** START OF Data excerpts **

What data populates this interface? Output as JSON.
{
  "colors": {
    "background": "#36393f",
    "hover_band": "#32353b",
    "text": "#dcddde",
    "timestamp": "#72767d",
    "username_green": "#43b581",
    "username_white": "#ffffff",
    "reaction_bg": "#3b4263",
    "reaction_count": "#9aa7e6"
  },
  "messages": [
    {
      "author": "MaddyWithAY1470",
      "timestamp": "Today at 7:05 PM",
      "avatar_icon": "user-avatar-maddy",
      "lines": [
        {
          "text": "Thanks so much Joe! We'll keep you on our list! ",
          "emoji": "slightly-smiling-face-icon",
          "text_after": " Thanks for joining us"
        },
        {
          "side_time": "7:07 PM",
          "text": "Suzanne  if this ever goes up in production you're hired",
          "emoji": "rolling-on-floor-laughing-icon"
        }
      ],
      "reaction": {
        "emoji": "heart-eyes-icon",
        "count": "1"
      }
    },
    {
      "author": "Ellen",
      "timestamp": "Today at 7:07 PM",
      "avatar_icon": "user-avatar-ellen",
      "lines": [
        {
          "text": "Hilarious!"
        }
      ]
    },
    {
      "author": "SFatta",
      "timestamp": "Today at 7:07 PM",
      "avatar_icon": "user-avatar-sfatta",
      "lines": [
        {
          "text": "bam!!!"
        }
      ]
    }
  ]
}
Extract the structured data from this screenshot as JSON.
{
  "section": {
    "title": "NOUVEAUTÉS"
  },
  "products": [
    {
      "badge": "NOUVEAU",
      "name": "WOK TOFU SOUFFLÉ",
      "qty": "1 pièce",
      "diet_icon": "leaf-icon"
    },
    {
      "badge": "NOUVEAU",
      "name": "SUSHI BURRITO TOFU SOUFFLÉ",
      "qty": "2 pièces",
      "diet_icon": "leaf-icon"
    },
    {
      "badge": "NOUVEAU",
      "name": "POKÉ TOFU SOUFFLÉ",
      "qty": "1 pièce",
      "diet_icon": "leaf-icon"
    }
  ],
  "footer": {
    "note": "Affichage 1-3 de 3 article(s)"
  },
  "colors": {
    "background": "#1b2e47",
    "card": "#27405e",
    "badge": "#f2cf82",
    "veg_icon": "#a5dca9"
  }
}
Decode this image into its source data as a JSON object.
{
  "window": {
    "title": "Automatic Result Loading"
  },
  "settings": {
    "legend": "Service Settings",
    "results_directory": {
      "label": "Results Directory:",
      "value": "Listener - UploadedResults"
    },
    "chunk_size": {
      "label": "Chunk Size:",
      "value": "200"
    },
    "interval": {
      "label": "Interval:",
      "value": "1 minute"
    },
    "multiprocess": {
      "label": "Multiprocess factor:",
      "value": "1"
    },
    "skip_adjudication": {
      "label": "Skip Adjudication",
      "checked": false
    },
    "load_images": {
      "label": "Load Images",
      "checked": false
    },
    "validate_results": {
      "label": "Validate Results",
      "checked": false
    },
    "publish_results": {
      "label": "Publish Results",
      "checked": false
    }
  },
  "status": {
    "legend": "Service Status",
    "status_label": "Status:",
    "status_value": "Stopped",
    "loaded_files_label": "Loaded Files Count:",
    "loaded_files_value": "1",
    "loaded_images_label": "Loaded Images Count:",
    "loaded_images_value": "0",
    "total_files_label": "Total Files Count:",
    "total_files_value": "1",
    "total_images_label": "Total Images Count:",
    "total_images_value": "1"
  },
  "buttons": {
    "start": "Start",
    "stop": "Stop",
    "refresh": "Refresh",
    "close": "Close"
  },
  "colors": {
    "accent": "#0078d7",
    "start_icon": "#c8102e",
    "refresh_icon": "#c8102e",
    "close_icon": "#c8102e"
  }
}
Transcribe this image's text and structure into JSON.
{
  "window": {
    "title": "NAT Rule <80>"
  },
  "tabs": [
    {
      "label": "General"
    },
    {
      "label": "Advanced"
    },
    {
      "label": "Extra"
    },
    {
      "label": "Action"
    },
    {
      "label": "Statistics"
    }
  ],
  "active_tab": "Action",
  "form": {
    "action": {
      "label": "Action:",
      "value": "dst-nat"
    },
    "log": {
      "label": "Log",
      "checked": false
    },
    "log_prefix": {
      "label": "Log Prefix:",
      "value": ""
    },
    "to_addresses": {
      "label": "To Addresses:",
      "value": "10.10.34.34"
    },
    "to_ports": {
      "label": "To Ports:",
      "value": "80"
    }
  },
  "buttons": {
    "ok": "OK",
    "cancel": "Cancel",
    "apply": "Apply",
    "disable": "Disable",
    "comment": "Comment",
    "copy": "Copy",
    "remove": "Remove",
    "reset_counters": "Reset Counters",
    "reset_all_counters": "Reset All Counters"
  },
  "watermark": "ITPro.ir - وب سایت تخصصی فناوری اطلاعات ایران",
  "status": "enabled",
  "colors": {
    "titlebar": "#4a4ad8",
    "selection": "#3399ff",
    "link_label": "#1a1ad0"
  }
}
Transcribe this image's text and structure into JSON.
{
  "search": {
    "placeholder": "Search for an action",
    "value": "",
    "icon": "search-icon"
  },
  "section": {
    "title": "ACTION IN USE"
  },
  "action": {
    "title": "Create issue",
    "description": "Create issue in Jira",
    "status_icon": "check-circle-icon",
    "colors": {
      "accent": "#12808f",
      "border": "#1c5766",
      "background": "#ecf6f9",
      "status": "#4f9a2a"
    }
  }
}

** END OF Data excerpts **

To do >> Go over the data above and copy every line that has the word "issue" in it.

Finished answer >>
    "title": "Create issue",
    "description": "Create issue in Jira",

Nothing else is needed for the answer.